=== DATA FOR THE TASK ===
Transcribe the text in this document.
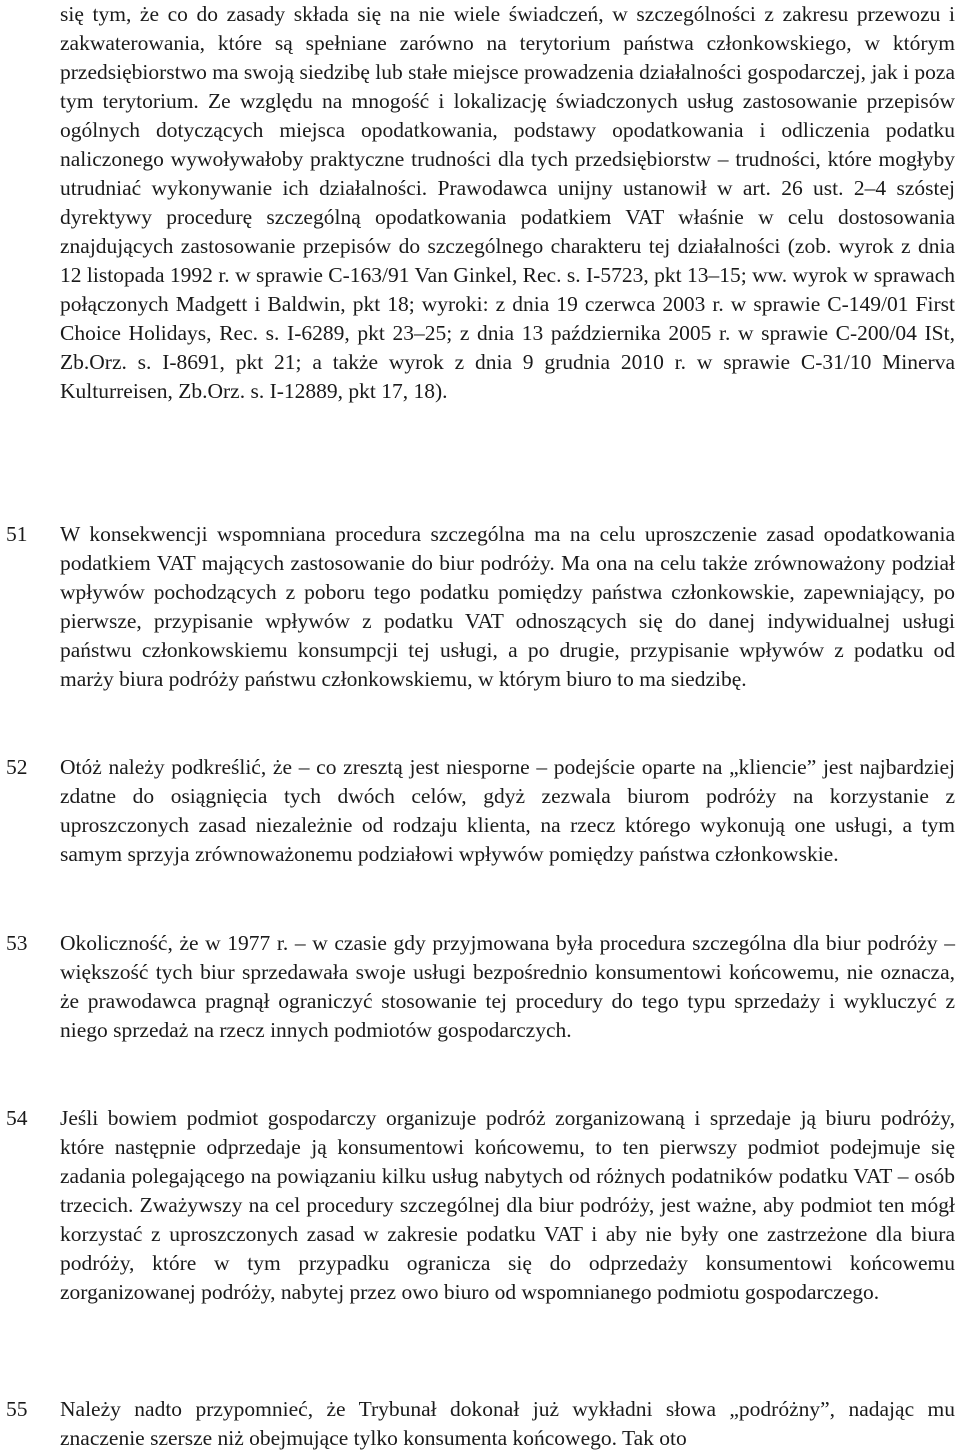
się tym, że co do zasady składa się na nie wiele świadczeń, w szczególności z zakresu przewozu i zakwaterowania, które są spełniane zarówno na terytorium państwa członkowskiego, w którym przedsiębiorstwo ma swoją siedzibę lub stałe miejsce prowadzenia działalności gospodarczej, jak i poza tym terytorium. Ze względu na mnogość i lokalizację świadczonych usług zastosowanie przepisów ogólnych dotyczących miejsca opodatkowania, podstawy opodatkowania i odliczenia podatku naliczonego wywoływałoby praktyczne trudności dla tych przedsiębiorstw – trudności, które mogłyby utrudniać wykonywanie ich działalności. Prawodawca unijny ustanowił w art. 26 ust. 2–4 szóstej dyrektywy procedurę szczególną opodatkowania podatkiem VAT właśnie w celu dostosowania znajdujących zastosowanie przepisów do szczególnego charakteru tej działalności (zob. wyrok z dnia 12 listopada 1992 r. w sprawie C-163/91 Van Ginkel, Rec. s. I-5723, pkt 13–15; ww. wyrok w sprawach połączonych Madgett i Baldwin, pkt 18; wyroki: z dnia 19 czerwca 2003 r. w sprawie C-149/01 First Choice Holidays, Rec. s. I-6289, pkt 23–25; z dnia 13 października 2005 r. w sprawie C-200/04 ISt, Zb.Orz. s. I-8691, pkt 21; a także wyrok z dnia 9 grudnia 2010 r. w sprawie C-31/10 Minerva Kulturreisen, Zb.Orz. s. I-12889, pkt 17, 18).

51	W konsekwencji wspomniana procedura szczególna ma na celu uproszczenie zasad opodatkowania podatkiem VAT mających zastosowanie do biur podróży. Ma ona na celu także zrównoważony podział wpływów pochodzących z poboru tego podatku pomiędzy państwa członkowskie, zapewniający, po pierwsze, przypisanie wpływów z podatku VAT odnoszących się do danej indywidualnej usługi państwu członkowskiemu konsumpcji tej usługi, a po drugie, przypisanie wpływów z podatku od marży biura podróży państwu członkowskiemu, w którym biuro to ma siedzibę.

52	Otóż należy podkreślić, że – co zresztą jest niesporne – podejście oparte na „kliencie” jest najbardziej zdatne do osiągnięcia tych dwóch celów, gdyż zezwala biurom podróży na korzystanie z uproszczonych zasad niezależnie od rodzaju klienta, na rzecz którego wykonują one usługi, a tym samym sprzyja zrównoważonemu podziałowi wpływów pomiędzy państwa członkowskie.

53	Okoliczność, że w 1977 r. – w czasie gdy przyjmowana była procedura szczególna dla biur podróży – większość tych biur sprzedawała swoje usługi bezpośrednio konsumentowi końcowemu, nie oznacza, że prawodawca pragnął ograniczyć stosowanie tej procedury do tego typu sprzedaży i wykluczyć z niego sprzedaż na rzecz innych podmiotów gospodarczych.

54	Jeśli bowiem podmiot gospodarczy organizuje podróż zorganizowaną i sprzedaje ją biuru podróży, które następnie odprzedaje ją konsumentowi końcowemu, to ten pierwszy podmiot podejmuje się zadania polegającego na powiązaniu kilku usług nabytych od różnych podatników podatku VAT – osób trzecich. Zważywszy na cel procedury szczególnej dla biur podróży, jest ważne, aby podmiot ten mógł korzystać z uproszczonych zasad w zakresie podatku VAT i aby nie były one zastrzeżone dla biura podróży, które w tym przypadku ogranicza się do odprzedaży konsumentowi końcowemu zorganizowanej podróży, nabytej przez owo biuro od wspomnianego podmiotu gospodarczego.

55	Należy nadto przypomnieć, że Trybunał dokonał już wykładni słowa „podróżny”, nadając mu znaczenie szersze niż obejmujące tylko konsumenta końcowego. Tak oto
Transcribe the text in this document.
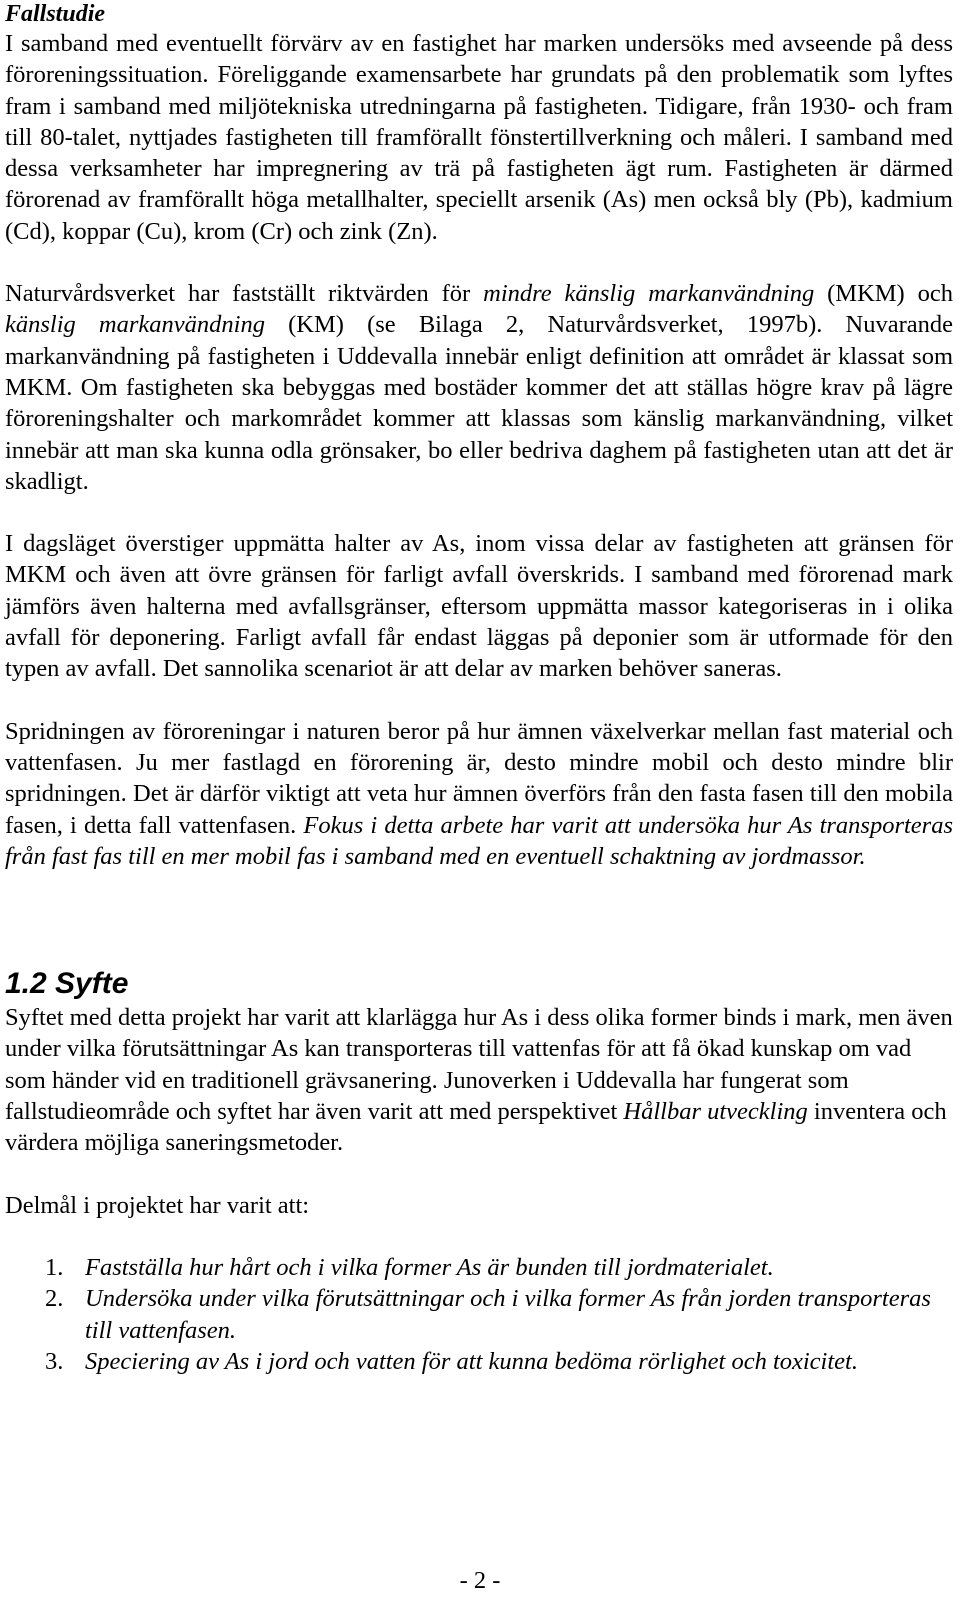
Fallstudie

I samband med eventuellt förvärv av en fastighet har marken undersöks med avseende på dess föroreningssituation. Föreliggande examensarbete har grundats på den problematik som lyftes fram i samband med miljötekniska utredningarna på fastigheten. Tidigare, från 1930- och fram till 80-talet, nyttjades fastigheten till framförallt fönstertillverkning och måleri. I samband med dessa verksamheter har impregnering av trä på fastigheten ägt rum. Fastigheten är därmed förorenad av framförallt höga metallhalter, speciellt arsenik (As) men också bly (Pb), kadmium (Cd), koppar (Cu), krom (Cr) och zink (Zn).

Naturvårdsverket har fastställt riktvärden för mindre känslig markanvändning (MKM) och känslig markanvändning (KM) (se Bilaga 2, Naturvårdsverket, 1997b). Nuvarande markanvändning på fastigheten i Uddevalla innebär enligt definition att området är klassat som MKM. Om fastigheten ska bebyggas med bostäder kommer det att ställas högre krav på lägre föroreningshalter och markområdet kommer att klassas som känslig markanvändning, vilket innebär att man ska kunna odla grönsaker, bo eller bedriva daghem på fastigheten utan att det är skadligt.

I dagsläget överstiger uppmätta halter av As, inom vissa delar av fastigheten att gränsen för MKM och även att övre gränsen för farligt avfall överskrids. I samband med förorenad mark jämförs även halterna med avfallsgränser, eftersom uppmätta massor kategoriseras in i olika avfall för deponering. Farligt avfall får endast läggas på deponier som är utformade för den typen av avfall. Det sannolika scenariot är att delar av marken behöver saneras.

Spridningen av föroreningar i naturen beror på hur ämnen växelverkar mellan fast material och vattenfasen. Ju mer fastlagd en förorening är, desto mindre mobil och desto mindre blir spridningen. Det är därför viktigt att veta hur ämnen överförs från den fasta fasen till den mobila fasen, i detta fall vattenfasen. Fokus i detta arbete har varit att undersöka hur As transporteras från fast fas till en mer mobil fas i samband med en eventuell schaktning av jordmassor.

1.2 Syfte

Syftet med detta projekt har varit att klarlägga hur As i dess olika former binds i mark, men även under vilka förutsättningar As kan transporteras till vattenfas för att få ökad kunskap om vad som händer vid en traditionell grävsanering. Junoverken i Uddevalla har fungerat som fallstudieområde och syftet har även varit att med perspektivet Hållbar utveckling inventera och värdera möjliga saneringsmetoder.

Delmål i projektet har varit att:

1. Fastställa hur hårt och i vilka former As är bunden till jordmaterialet.
2. Undersöka under vilka förutsättningar och i vilka former As från jorden transporteras till vattenfasen.
3. Speciering av As i jord och vatten för att kunna bedöma rörlighet och toxicitet.
- 2 -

=== INSTRUCTIONS FOR THE TASK ===
Every record must be copied exactly, with the pictures left out.

=== COMPLETE RESPONSE ===
Transcribe the text in this document.
się tym, że co do zasady składa się na nie wiele świadczeń, w szczególności z zakresu przewozu i zakwaterowania, które są spełniane zarówno na terytorium państwa członkowskiego, w którym przedsiębiorstwo ma swoją siedzibę lub stałe miejsce prowadzenia działalności gospodarczej, jak i poza tym terytorium. Ze względu na mnogość i lokalizację świadczonych usług zastosowanie przepisów ogólnych dotyczących miejsca opodatkowania, podstawy opodatkowania i odliczenia podatku naliczonego wywoływałoby praktyczne trudności dla tych przedsiębiorstw – trudności, które mogłyby utrudniać wykonywanie ich działalności. Prawodawca unijny ustanowił w art. 26 ust. 2–4 szóstej dyrektywy procedurę szczególną opodatkowania podatkiem VAT właśnie w celu dostosowania znajdujących zastosowanie przepisów do szczególnego charakteru tej działalności (zob. wyrok z dnia 12 listopada 1992 r. w sprawie C-163/91 Van Ginkel, Rec. s. I-5723, pkt 13–15; ww. wyrok w sprawach połączonych Madgett i Baldwin, pkt 18; wyroki: z dnia 19 czerwca 2003 r. w sprawie C-149/01 First Choice Holidays, Rec. s. I-6289, pkt 23–25; z dnia 13 października 2005 r. w sprawie C-200/04 ISt, Zb.Orz. s. I-8691, pkt 21; a także wyrok z dnia 9 grudnia 2010 r. w sprawie C-31/10 Minerva Kulturreisen, Zb.Orz. s. I-12889, pkt 17, 18).

51	W konsekwencji wspomniana procedura szczególna ma na celu uproszczenie zasad opodatkowania podatkiem VAT mających zastosowanie do biur podróży. Ma ona na celu także zrównoważony podział wpływów pochodzących z poboru tego podatku pomiędzy państwa członkowskie, zapewniający, po pierwsze, przypisanie wpływów z podatku VAT odnoszących się do danej indywidualnej usługi państwu członkowskiemu konsumpcji tej usługi, a po drugie, przypisanie wpływów z podatku od marży biura podróży państwu członkowskiemu, w którym biuro to ma siedzibę.

52	Otóż należy podkreślić, że – co zresztą jest niesporne – podejście oparte na „kliencie” jest najbardziej zdatne do osiągnięcia tych dwóch celów, gdyż zezwala biurom podróży na korzystanie z uproszczonych zasad niezależnie od rodzaju klienta, na rzecz którego wykonują one usługi, a tym samym sprzyja zrównoważonemu podziałowi wpływów pomiędzy państwa członkowskie.

53	Okoliczność, że w 1977 r. – w czasie gdy przyjmowana była procedura szczególna dla biur podróży – większość tych biur sprzedawała swoje usługi bezpośrednio konsumentowi końcowemu, nie oznacza, że prawodawca pragnął ograniczyć stosowanie tej procedury do tego typu sprzedaży i wykluczyć z niego sprzedaż na rzecz innych podmiotów gospodarczych.

54	Jeśli bowiem podmiot gospodarczy organizuje podróż zorganizowaną i sprzedaje ją biuru podróży, które następnie odprzedaje ją konsumentowi końcowemu, to ten pierwszy podmiot podejmuje się zadania polegającego na powiązaniu kilku usług nabytych od różnych podatników podatku VAT – osób trzecich. Zważywszy na cel procedury szczególnej dla biur podróży, jest ważne, aby podmiot ten mógł korzystać z uproszczonych zasad w zakresie podatku VAT i aby nie były one zastrzeżone dla biura podróży, które w tym przypadku ogranicza się do odprzedaży konsumentowi końcowemu zorganizowanej podróży, nabytej przez owo biuro od wspomnianego podmiotu gospodarczego.

55	Należy nadto przypomnieć, że Trybunał dokonał już wykładni słowa „podróżny”, nadając mu znaczenie szersze niż obejmujące tylko konsumenta końcowego. Tak oto
Transcribe the text in this document.
Fallstudie

I samband med eventuellt förvärv av en fastighet har marken undersöks med avseende på dess föroreningssituation. Föreliggande examensarbete har grundats på den problematik som lyftes fram i samband med miljötekniska utredningarna på fastigheten. Tidigare, från 1930- och fram till 80-talet, nyttjades fastigheten till framförallt fönstertillverkning och måleri. I samband med dessa verksamheter har impregnering av trä på fastigheten ägt rum. Fastigheten är därmed förorenad av framförallt höga metallhalter, speciellt arsenik (As) men också bly (Pb), kadmium (Cd), koppar (Cu), krom (Cr) och zink (Zn).

Naturvårdsverket har fastställt riktvärden för mindre känslig markanvändning (MKM) och känslig markanvändning (KM) (se Bilaga 2, Naturvårdsverket, 1997b). Nuvarande markanvändning på fastigheten i Uddevalla innebär enligt definition att området är klassat som MKM. Om fastigheten ska bebyggas med bostäder kommer det att ställas högre krav på lägre föroreningshalter och markområdet kommer att klassas som känslig markanvändning, vilket innebär att man ska kunna odla grönsaker, bo eller bedriva daghem på fastigheten utan att det är skadligt.

I dagsläget överstiger uppmätta halter av As, inom vissa delar av fastigheten att gränsen för MKM och även att övre gränsen för farligt avfall överskrids. I samband med förorenad mark jämförs även halterna med avfallsgränser, eftersom uppmätta massor kategoriseras in i olika avfall för deponering. Farligt avfall får endast läggas på deponier som är utformade för den typen av avfall. Det sannolika scenariot är att delar av marken behöver saneras.

Spridningen av föroreningar i naturen beror på hur ämnen växelverkar mellan fast material och vattenfasen. Ju mer fastlagd en förorening är, desto mindre mobil och desto mindre blir spridningen. Det är därför viktigt att veta hur ämnen överförs från den fasta fasen till den mobila fasen, i detta fall vattenfasen. Fokus i detta arbete har varit att undersöka hur As transporteras från fast fas till en mer mobil fas i samband med en eventuell schaktning av jordmassor.

1.2 Syfte

Syftet med detta projekt har varit att klarlägga hur As i dess olika former binds i mark, men även under vilka förutsättningar As kan transporteras till vattenfas för att få ökad kunskap om vad som händer vid en traditionell grävsanering. Junoverken i Uddevalla har fungerat som fallstudieområde och syftet har även varit att med perspektivet Hållbar utveckling inventera och värdera möjliga saneringsmetoder.

Delmål i projektet har varit att:

1. Fastställa hur hårt och i vilka former As är bunden till jordmaterialet.
2. Undersöka under vilka förutsättningar och i vilka former As från jorden transporteras till vattenfasen.
3. Speciering av As i jord och vatten för att kunna bedöma rörlighet och toxicitet.
- 2 -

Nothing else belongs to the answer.